== THE PROBLEM ==
Show every line in the records below that contains the word "Егорьевск".

[Collected data entries]
● ● ● ● ● ● ●
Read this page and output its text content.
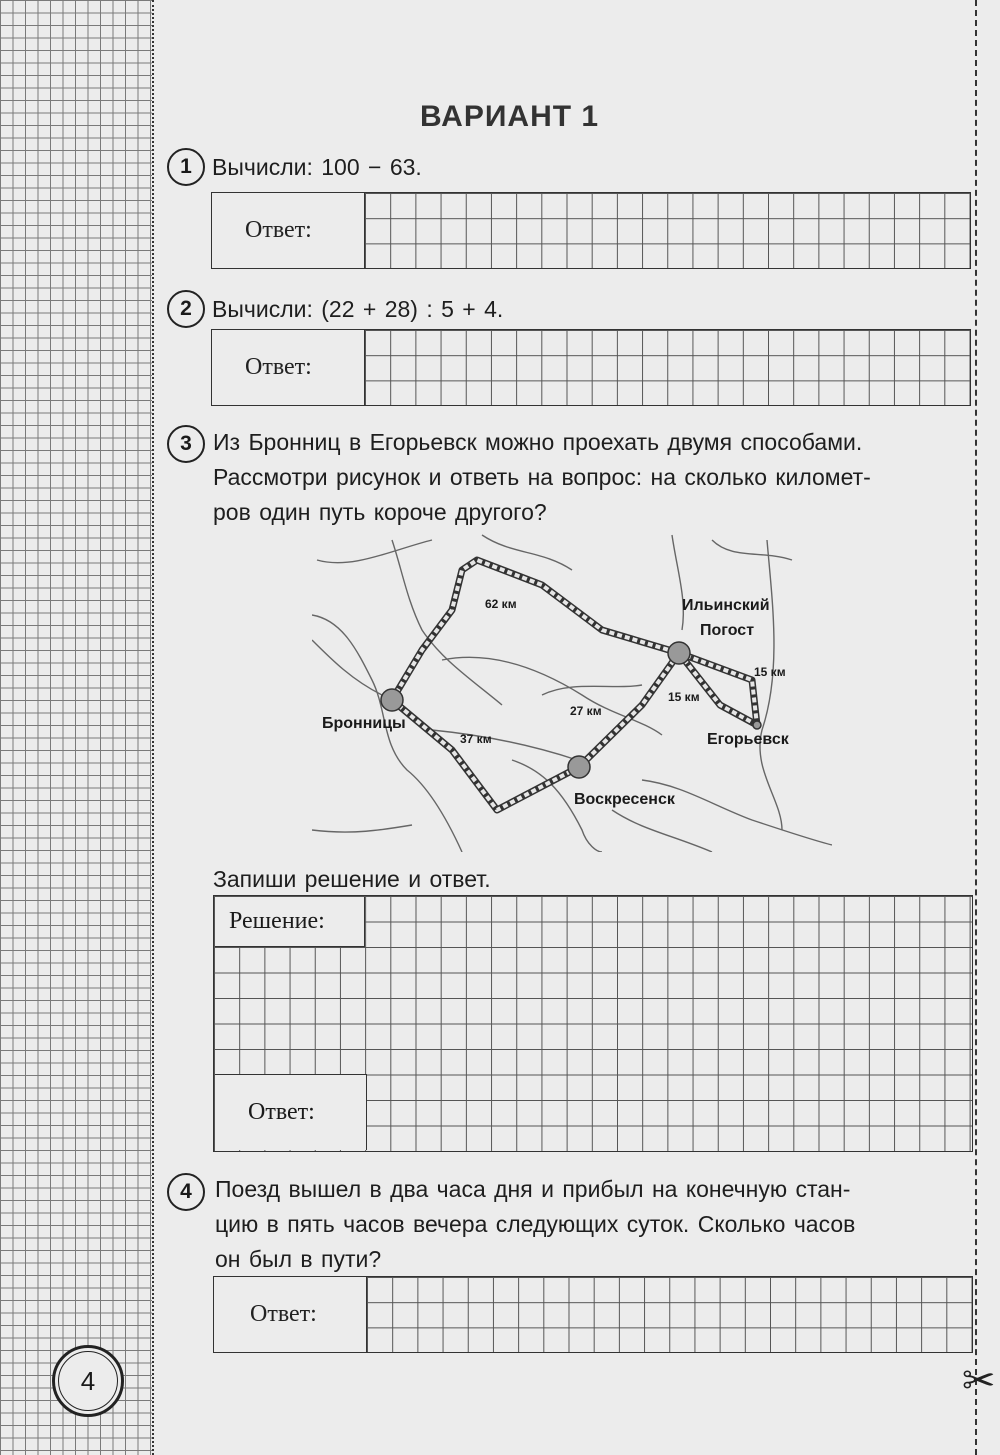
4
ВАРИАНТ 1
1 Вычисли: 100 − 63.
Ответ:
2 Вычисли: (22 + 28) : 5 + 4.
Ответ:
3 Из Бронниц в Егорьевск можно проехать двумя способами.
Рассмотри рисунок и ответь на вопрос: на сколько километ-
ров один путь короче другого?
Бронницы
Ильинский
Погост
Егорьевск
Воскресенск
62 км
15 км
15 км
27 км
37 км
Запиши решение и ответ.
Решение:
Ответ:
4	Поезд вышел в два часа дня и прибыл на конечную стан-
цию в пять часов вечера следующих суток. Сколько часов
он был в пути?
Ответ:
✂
● ● ● ● ● ● ●
== TASK RESPONSE ==
3 Из Бронниц в Егорьевск можно проехать двумя способами.
Егорьевск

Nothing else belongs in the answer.